What the task requires
Go through the records and copy each line where the word "content" occurs.

(Entries with figure data)
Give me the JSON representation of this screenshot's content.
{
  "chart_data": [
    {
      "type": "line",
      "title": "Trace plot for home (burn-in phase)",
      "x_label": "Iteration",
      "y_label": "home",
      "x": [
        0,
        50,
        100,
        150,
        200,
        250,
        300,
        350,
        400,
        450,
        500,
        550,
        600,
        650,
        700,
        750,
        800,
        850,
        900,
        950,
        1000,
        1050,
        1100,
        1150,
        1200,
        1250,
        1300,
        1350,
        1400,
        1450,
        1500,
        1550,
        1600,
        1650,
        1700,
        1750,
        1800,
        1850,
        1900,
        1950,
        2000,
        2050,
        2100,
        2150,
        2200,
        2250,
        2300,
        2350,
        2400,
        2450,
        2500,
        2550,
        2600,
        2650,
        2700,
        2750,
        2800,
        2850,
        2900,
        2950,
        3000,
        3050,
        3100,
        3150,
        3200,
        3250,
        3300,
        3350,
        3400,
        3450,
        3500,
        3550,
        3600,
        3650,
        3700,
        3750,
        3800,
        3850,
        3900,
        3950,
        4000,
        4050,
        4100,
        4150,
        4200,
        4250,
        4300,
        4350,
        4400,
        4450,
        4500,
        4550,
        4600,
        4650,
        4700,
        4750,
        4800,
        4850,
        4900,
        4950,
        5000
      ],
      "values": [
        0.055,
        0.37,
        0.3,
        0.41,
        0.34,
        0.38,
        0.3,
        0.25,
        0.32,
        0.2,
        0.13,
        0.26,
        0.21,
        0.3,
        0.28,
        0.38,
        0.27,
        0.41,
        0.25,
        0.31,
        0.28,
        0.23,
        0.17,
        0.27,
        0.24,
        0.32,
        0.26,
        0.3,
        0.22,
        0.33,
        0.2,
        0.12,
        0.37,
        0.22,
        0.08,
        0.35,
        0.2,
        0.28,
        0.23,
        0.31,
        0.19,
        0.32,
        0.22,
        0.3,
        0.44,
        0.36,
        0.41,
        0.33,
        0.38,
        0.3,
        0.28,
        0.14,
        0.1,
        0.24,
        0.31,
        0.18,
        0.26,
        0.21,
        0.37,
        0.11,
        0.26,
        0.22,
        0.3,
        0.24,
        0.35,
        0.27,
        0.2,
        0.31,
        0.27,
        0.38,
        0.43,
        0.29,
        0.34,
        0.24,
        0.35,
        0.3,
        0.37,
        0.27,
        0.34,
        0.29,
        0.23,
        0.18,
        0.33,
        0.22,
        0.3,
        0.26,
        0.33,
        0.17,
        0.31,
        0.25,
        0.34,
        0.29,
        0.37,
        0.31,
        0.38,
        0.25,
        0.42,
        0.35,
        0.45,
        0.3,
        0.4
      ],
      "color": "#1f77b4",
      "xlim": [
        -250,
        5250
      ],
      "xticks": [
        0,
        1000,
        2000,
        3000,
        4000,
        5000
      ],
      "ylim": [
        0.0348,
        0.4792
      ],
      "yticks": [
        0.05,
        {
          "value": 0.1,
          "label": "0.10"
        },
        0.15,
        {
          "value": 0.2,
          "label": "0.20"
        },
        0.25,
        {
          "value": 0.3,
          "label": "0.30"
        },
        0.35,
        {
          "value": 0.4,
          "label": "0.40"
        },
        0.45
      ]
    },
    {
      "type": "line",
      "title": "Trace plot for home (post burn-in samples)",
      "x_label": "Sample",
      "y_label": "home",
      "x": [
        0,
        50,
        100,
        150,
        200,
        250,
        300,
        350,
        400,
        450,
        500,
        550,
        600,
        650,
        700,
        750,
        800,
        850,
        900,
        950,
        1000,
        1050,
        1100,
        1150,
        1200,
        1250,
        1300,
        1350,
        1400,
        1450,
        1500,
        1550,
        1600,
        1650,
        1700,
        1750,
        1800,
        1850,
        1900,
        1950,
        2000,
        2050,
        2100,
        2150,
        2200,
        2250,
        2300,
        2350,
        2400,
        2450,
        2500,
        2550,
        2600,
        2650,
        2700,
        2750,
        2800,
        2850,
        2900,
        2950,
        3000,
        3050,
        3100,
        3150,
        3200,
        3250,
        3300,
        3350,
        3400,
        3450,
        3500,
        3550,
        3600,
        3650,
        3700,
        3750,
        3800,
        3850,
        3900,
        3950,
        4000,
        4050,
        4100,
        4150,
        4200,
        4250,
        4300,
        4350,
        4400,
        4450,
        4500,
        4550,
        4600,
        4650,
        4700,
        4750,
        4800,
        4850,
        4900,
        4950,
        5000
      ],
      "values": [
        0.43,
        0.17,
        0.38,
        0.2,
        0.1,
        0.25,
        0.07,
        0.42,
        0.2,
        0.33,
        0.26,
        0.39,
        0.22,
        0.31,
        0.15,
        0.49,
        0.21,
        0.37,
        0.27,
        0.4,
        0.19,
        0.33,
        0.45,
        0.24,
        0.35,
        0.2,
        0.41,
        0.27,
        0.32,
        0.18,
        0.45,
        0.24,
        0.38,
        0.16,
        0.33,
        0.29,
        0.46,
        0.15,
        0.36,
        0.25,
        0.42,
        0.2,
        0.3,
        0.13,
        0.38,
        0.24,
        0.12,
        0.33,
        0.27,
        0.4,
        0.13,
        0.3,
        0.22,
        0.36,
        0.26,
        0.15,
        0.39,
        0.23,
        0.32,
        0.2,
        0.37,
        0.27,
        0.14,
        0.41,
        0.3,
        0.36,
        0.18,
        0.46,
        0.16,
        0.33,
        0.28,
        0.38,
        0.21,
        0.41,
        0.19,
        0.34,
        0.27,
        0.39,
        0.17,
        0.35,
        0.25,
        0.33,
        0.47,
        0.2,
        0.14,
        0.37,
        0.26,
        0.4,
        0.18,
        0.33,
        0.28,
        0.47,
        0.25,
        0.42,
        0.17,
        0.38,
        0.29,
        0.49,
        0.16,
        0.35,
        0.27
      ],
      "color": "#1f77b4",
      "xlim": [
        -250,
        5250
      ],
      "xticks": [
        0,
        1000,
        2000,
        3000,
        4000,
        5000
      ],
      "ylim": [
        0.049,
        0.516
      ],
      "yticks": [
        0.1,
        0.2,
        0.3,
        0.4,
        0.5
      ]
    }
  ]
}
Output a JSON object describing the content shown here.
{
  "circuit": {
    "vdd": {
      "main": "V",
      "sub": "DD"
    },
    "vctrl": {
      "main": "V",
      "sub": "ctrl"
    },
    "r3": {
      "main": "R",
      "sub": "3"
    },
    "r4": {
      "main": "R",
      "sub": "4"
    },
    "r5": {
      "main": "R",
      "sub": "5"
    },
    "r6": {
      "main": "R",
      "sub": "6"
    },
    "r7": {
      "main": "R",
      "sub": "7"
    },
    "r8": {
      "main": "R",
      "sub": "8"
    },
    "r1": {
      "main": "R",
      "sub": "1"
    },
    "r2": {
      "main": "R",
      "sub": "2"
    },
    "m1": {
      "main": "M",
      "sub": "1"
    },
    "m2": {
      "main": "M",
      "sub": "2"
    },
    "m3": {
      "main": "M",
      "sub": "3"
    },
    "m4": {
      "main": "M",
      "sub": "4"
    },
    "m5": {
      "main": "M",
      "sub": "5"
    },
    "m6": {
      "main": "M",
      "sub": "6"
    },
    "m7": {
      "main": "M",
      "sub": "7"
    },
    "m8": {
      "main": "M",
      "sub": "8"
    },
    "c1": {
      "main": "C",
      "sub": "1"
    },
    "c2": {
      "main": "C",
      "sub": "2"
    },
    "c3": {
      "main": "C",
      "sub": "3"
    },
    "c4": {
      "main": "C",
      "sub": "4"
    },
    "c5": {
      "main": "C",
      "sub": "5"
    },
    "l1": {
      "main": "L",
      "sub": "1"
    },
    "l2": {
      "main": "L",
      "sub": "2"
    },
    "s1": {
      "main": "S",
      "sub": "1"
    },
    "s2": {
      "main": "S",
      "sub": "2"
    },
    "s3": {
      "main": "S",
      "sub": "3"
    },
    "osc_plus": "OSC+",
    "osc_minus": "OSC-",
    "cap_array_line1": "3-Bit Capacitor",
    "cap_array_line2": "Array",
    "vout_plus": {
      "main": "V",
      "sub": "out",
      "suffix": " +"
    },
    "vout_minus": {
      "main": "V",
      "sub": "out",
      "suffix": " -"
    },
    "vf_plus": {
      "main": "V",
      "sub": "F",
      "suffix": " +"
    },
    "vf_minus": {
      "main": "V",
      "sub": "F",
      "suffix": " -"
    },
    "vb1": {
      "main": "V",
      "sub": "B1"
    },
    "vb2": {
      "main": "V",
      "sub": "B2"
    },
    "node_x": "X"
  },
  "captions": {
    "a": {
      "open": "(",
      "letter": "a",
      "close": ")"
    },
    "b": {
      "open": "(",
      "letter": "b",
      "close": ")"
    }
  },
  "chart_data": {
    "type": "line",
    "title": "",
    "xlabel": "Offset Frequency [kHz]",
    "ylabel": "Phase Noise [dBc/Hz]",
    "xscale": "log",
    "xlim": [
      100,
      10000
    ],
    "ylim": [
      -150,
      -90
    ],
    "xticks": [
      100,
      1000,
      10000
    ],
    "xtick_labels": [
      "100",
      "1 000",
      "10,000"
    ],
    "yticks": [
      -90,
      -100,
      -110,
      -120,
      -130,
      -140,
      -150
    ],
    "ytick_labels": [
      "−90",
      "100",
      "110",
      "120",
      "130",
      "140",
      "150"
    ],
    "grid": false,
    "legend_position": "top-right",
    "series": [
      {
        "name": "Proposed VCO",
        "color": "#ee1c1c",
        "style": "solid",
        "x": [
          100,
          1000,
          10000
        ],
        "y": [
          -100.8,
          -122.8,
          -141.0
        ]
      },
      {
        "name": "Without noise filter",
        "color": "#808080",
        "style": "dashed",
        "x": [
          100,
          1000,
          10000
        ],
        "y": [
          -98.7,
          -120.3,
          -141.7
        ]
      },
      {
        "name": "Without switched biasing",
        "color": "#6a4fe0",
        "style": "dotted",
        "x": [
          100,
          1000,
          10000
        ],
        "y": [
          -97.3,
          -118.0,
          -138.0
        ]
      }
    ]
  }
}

Exercise solution
Give me the JSON representation of this screenshot's content.
Output a JSON object describing the content shown here.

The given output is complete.